Your instructions:
Repeat the listing word for word. No pictures belong in the copy.

The data:
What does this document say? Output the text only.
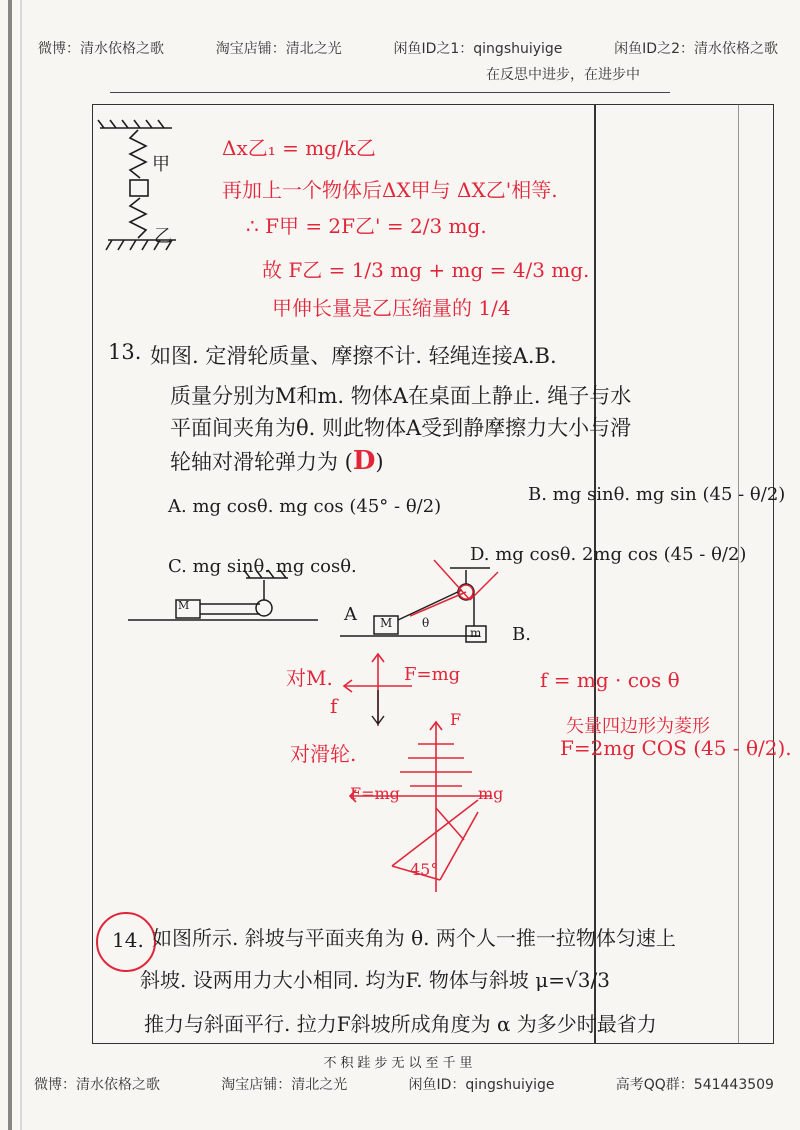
微博：清水依格之歌	淘宝店铺：清北之光	闲鱼ID之1：qingshuiyige	闲鱼ID之2：清水依格之歌
在反思中进步，在进步中
甲
乙
Δx乙₁ = mg/k乙
再加上一个物体后ΔX甲与 ΔX乙'相等.
∴ F甲 = 2F乙' = 2/3 mg.
故 F乙 = 1/3 mg + mg = 4/3 mg.
甲伸长量是乙压缩量的 1/4
13. 如图. 定滑轮质量、摩擦不计. 轻绳连接A.B.
质量分别为M和m. 物体A在桌面上静止. 绳子与水
平面间夹角为θ. 则此物体A受到静摩擦力大小与滑
轮轴对滑轮弹力为 (D)
A. mg cosθ. mg cos (45° - θ/2)
B. mg sinθ. mg sin (45 - θ/2)
C. mg sinθ. mg cosθ.
D. mg cosθ. 2mg cos (45 - θ/2)
M	A M
m B.
θ
对M.	F=mg
f
f = mg · cos θ
矢量四边形为菱形
F=2mg COS (45 - θ/2).
对滑轮.
F
F=mg	mg
45°
14. 如图所示. 斜坡与平面夹角为 θ. 两个人一推一拉物体匀速上
斜坡. 设两用力大小相同. 均为F. 物体与斜坡 μ=√3/3
推力与斜面平行. 拉力F斜坡所成角度为 α 为多少时最省力
不积跬步无以至千里
微博：清水依格之歌	淘宝店铺：清北之光	闲鱼ID：qingshuiyige	高考QQ群：541443509
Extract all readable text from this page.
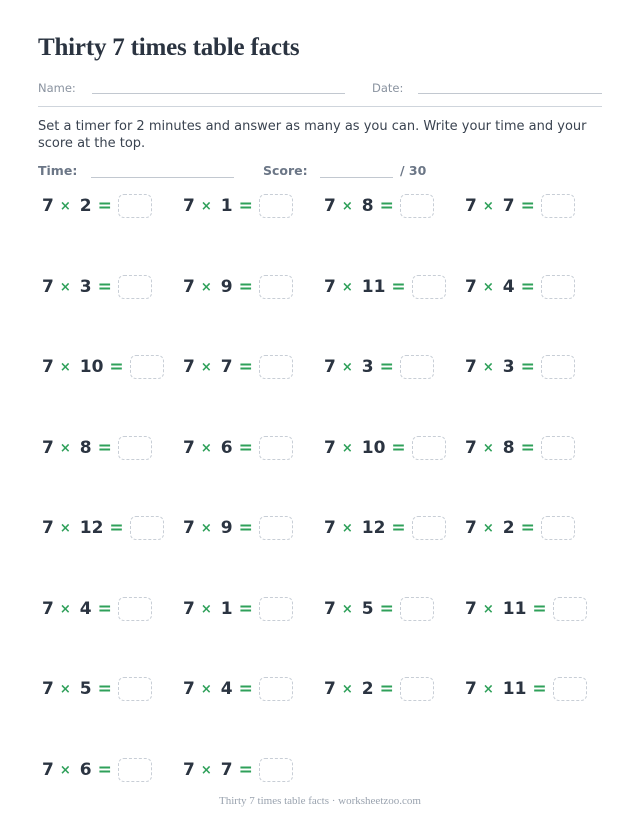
Thirty 7 times table facts
Name:	Date:

Set a timer for 2 minutes and answer as many as you can. Write your time and your score at the top.

Time:	Score:	/ 30
7 × 2 =	7 × 1 =	7 × 8 =	7 × 7 =
7 × 3 =	7 × 9 =	7 × 11 =	7 × 4 =
7 × 10 =	7 × 7 =	7 × 3 =	7 × 3 =
7 × 8 =	7 × 6 =	7 × 10 =	7 × 8 =
7 × 12 =	7 × 9 =	7 × 12 =	7 × 2 =
7 × 4 =	7 × 1 =	7 × 5 =	7 × 11 =
7 × 5 =	7 × 4 =	7 × 2 =	7 × 11 =
7 × 6 =	7 × 7 =
Thirty 7 times table facts · worksheetzoo.com
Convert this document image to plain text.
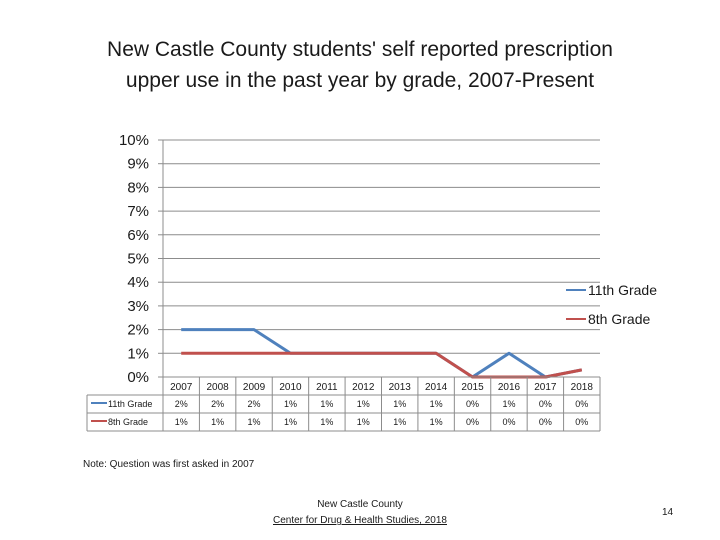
New Castle County students' self reported prescription
upper use in the past year by grade, 2007-Present
0%
1%
2%
3%
4%
5%
6%
7%
8%
9%
10%
11th Grade
8th Grade
2007 2008 2009 2010 2011 2012 2013 2014 2015 2016 2017 2018
11th Grade 2%	2%	2%	1%	1%	1%	1%	1%	0%	1%	0%	0%
8th Grade	1%	1%	1%	1%	1%	1%	1%	1%	0%	0%	0%	0%
Note: Question was first asked in 2007
New Castle County
Center for Drug & Health Studies, 2018
14
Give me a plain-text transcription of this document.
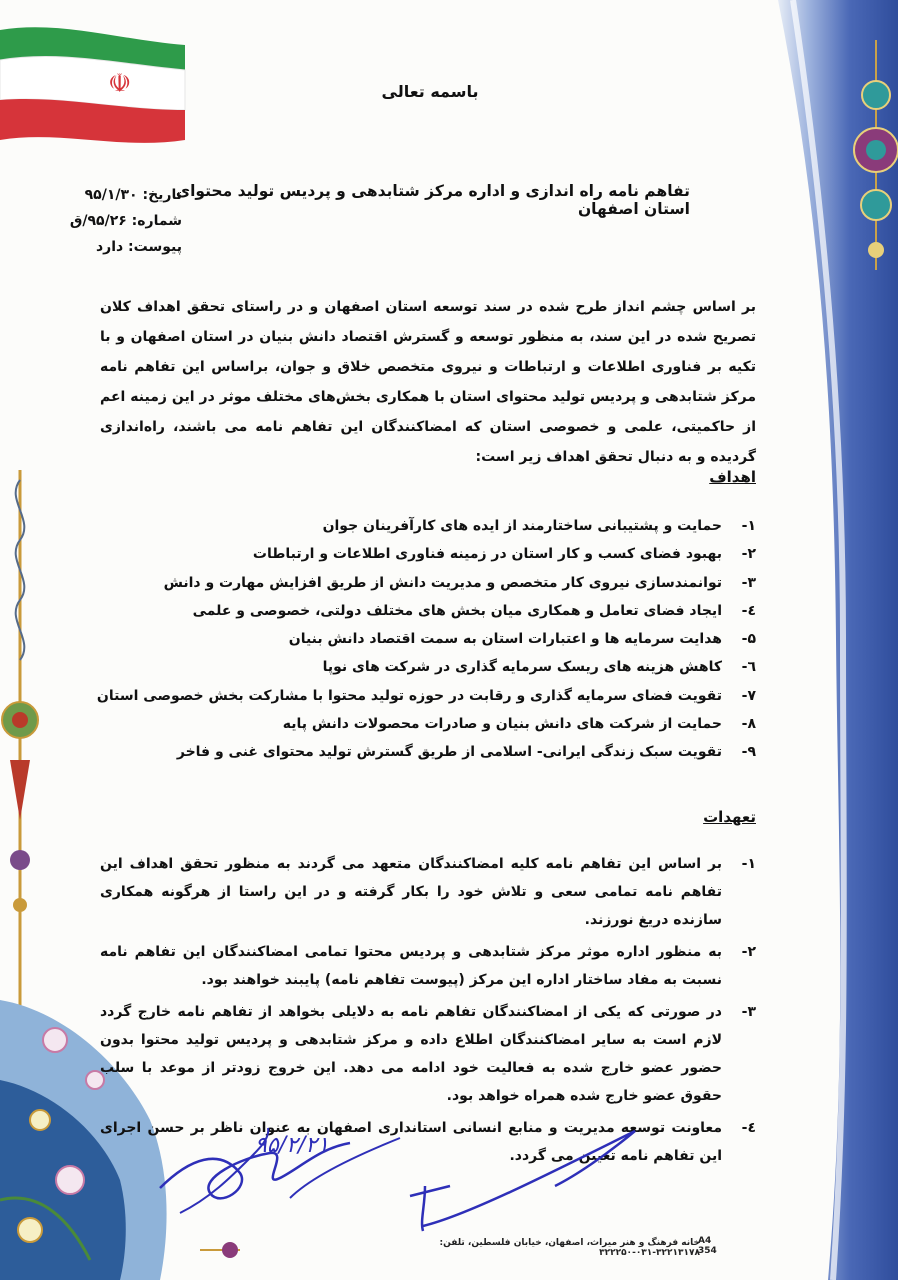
☫	باسمه تعالی
تفاهم نامه راه اندازی و اداره مرکز شتابدهی و پردیس تولید محتوای استان اصفهان
تاریخ: ۹۵/۱/۳۰
شماره: ۹۵/۲۶/ق
پیوست: دارد
بر اساس چشم انداز طرح شده در سند توسعه استان اصفهان و در راستای تحقق اهداف کلان تصریح شده در این سند، به منظور توسعه و گسترش اقتصاد دانش بنیان در استان اصفهان و با تکیه بر فناوری اطلاعات و ارتباطات و نیروی متخصص خلاق و جوان، براساس این تفاهم نامه مرکز شتابدهی و پردیس تولید محتوای استان با همکاری بخش‌های مختلف موثر در این زمینه اعم از حاکمیتی، علمی و خصوصی استان که امضاکنندگان این تفاهم نامه می باشند، راه‌اندازی گردیده و به دنبال تحقق اهداف زیر است:
اهداف
۱-حمایت و پشتیبانی ساختارمند از ایده های کارآفرینان جوان
۲-بهبود فضای کسب و کار استان در زمینه فناوری اطلاعات و ارتباطات
۳-توانمندسازی نیروی کار متخصص و مدیریت دانش از طریق افزایش مهارت و دانش
٤-ایجاد فضای تعامل و همکاری میان بخش های مختلف دولتی، خصوصی و علمی
۵-هدایت سرمایه ها و اعتبارات استان به سمت اقتصاد دانش بنیان
٦-کاهش هزینه های ریسک سرمایه گذاری در شرکت های نوپا
۷-تقویت فضای سرمایه گذاری و رقابت در حوزه تولید محتوا با مشارکت بخش خصوصی استان
۸-حمایت از شرکت های دانش بنیان و صادرات محصولات دانش پایه
۹-تقویت سبک زندگی ایرانی- اسلامی از طریق گسترش تولید محتوای غنی و فاخر
تعهدات
۱-
بر اساس این تفاهم نامه کلیه امضاکنندگان متعهد می گردند به منظور تحقق اهداف این تفاهم نامه تمامی سعی و تلاش خود را بکار گرفته و در این راستا از هرگونه همکاری سازنده دریغ نورزند.
۲-
به منظور اداره موثر مرکز شتابدهی و پردیس محتوا تمامی امضاکنندگان این تفاهم نامه نسبت به مفاد ساختار اداره این مرکز (پیوست تفاهم نامه) پایبند خواهند بود.
۳-
در صورتی که یکی از امضاکنندگان تفاهم نامه به دلایلی بخواهد از تفاهم نامه خارج گردد لازم است به سایر امضاکنندگان اطلاع داده و مرکز شتابدهی و پردیس تولید محتوا بدون حضور عضو خارج شده به فعالیت خود ادامه می دهد. این خروج زودتر از موعد با سلب حقوق عضو خارج شده همراه خواهد بود.
٤-
معاونت توسعه مدیریت و منابع انسانی استانداری اصفهان به عنوان ناظر بر حسن اجرای این تفاهم نامه تعیین می گردد.
۹۵/۲/۲۱
خانه فرهنگ و هنر میراث، اصفهان، خیابان فلسطین، تلفن: ۳۲۲۱۳۱۷۸-۰۳۱-۳۲۲۲۵۰
A4
354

Correct result:
What does this document say? Output the text only.
微博：清水依格之歌	淘宝店铺：清北之光	闲鱼ID之1：qingshuiyige	闲鱼ID之2：清水依格之歌
在反思中进步，在进步中
甲
乙
Δx乙₁ = mg/k乙
再加上一个物体后ΔX甲与 ΔX乙'相等.
∴ F甲 = 2F乙' = 2/3 mg.
故 F乙 = 1/3 mg + mg = 4/3 mg.
甲伸长量是乙压缩量的 1/4
13. 如图. 定滑轮质量、摩擦不计. 轻绳连接A.B.
质量分别为M和m. 物体A在桌面上静止. 绳子与水
平面间夹角为θ. 则此物体A受到静摩擦力大小与滑
轮轴对滑轮弹力为 (D)
A. mg cosθ. mg cos (45° - θ/2)
B. mg sinθ. mg sin (45 - θ/2)
C. mg sinθ. mg cosθ.
D. mg cosθ. 2mg cos (45 - θ/2)
M	A M
m B.
θ
对M.	F=mg
f
f = mg · cos θ
矢量四边形为菱形
F=2mg COS (45 - θ/2).
对滑轮.
F
F=mg	mg
45°
14. 如图所示. 斜坡与平面夹角为 θ. 两个人一推一拉物体匀速上
斜坡. 设两用力大小相同. 均为F. 物体与斜坡 μ=√3/3
推力与斜面平行. 拉力F斜坡所成角度为 α 为多少时最省力
不积跬步无以至千里
微博：清水依格之歌	淘宝店铺：清北之光	闲鱼ID：qingshuiyige	高考QQ群：541443509
Extract all readable text from this page.
Thirty 7 times table facts
Name:	Date:

Set a timer for 2 minutes and answer as many as you can. Write your time and your score at the top.

Time:	Score:	/ 30
7 × 2 =	7 × 1 =	7 × 8 =	7 × 7 =
7 × 3 =	7 × 9 =	7 × 11 =	7 × 4 =
7 × 10 =	7 × 7 =	7 × 3 =	7 × 3 =
7 × 8 =	7 × 6 =	7 × 10 =	7 × 8 =
7 × 12 =	7 × 9 =	7 × 12 =	7 × 2 =
7 × 4 =	7 × 1 =	7 × 5 =	7 × 11 =
7 × 5 =	7 × 4 =	7 × 2 =	7 × 11 =
7 × 6 =	7 × 7 =
Thirty 7 times table facts · worksheetzoo.com
Convert this document image to plain text.
New Castle County students' self reported prescription
upper use in the past year by grade, 2007-Present
0%
1%
2%
3%
4%
5%
6%
7%
8%
9%
10%
11th Grade
8th Grade
2007 2008 2009 2010 2011 2012 2013 2014 2015 2016 2017 2018
11th Grade 2%	2%	2%	1%	1%	1%	1%	1%	0%	1%	0%	0%
8th Grade	1%	1%	1%	1%	1%	1%	1%	1%	0%	0%	0%	0%
Note: Question was first asked in 2007
New Castle County
Center for Drug & Health Studies, 2018
14
Give me a plain-text transcription of this document.
☫	باسمه تعالی
تفاهم نامه راه اندازی و اداره مرکز شتابدهی و پردیس تولید محتوای استان اصفهان
تاریخ: ۹۵/۱/۳۰
شماره: ۹۵/۲۶/ق
پیوست: دارد
بر اساس چشم انداز طرح شده در سند توسعه استان اصفهان و در راستای تحقق اهداف کلان تصریح شده در این سند، به منظور توسعه و گسترش اقتصاد دانش بنیان در استان اصفهان و با تکیه بر فناوری اطلاعات و ارتباطات و نیروی متخصص خلاق و جوان، براساس این تفاهم نامه مرکز شتابدهی و پردیس تولید محتوای استان با همکاری بخش‌های مختلف موثر در این زمینه اعم از حاکمیتی، علمی و خصوصی استان که امضاکنندگان این تفاهم نامه می باشند، راه‌اندازی گردیده و به دنبال تحقق اهداف زیر است:
اهداف
۱-حمایت و پشتیبانی ساختارمند از ایده های کارآفرینان جوان
۲-بهبود فضای کسب و کار استان در زمینه فناوری اطلاعات و ارتباطات
۳-توانمندسازی نیروی کار متخصص و مدیریت دانش از طریق افزایش مهارت و دانش
٤-ایجاد فضای تعامل و همکاری میان بخش های مختلف دولتی، خصوصی و علمی
۵-هدایت سرمایه ها و اعتبارات استان به سمت اقتصاد دانش بنیان
٦-کاهش هزینه های ریسک سرمایه گذاری در شرکت های نوپا
۷-تقویت فضای سرمایه گذاری و رقابت در حوزه تولید محتوا با مشارکت بخش خصوصی استان
۸-حمایت از شرکت های دانش بنیان و صادرات محصولات دانش پایه
۹-تقویت سبک زندگی ایرانی- اسلامی از طریق گسترش تولید محتوای غنی و فاخر
تعهدات
۱-
بر اساس این تفاهم نامه کلیه امضاکنندگان متعهد می گردند به منظور تحقق اهداف این تفاهم نامه تمامی سعی و تلاش خود را بکار گرفته و در این راستا از هرگونه همکاری سازنده دریغ نورزند.
۲-
به منظور اداره موثر مرکز شتابدهی و پردیس محتوا تمامی امضاکنندگان این تفاهم نامه نسبت به مفاد ساختار اداره این مرکز (پیوست تفاهم نامه) پایبند خواهند بود.
۳-
در صورتی که یکی از امضاکنندگان تفاهم نامه به دلایلی بخواهد از تفاهم نامه خارج گردد لازم است به سایر امضاکنندگان اطلاع داده و مرکز شتابدهی و پردیس تولید محتوا بدون حضور عضو خارج شده به فعالیت خود ادامه می دهد. این خروج زودتر از موعد با سلب حقوق عضو خارج شده همراه خواهد بود.
٤-
معاونت توسعه مدیریت و منابع انسانی استانداری اصفهان به عنوان ناظر بر حسن اجرای این تفاهم نامه تعیین می گردد.
۹۵/۲/۲۱
خانه فرهنگ و هنر میراث، اصفهان، خیابان فلسطین، تلفن: ۳۲۲۱۳۱۷۸-۰۳۱-۳۲۲۲۵۰
A4
354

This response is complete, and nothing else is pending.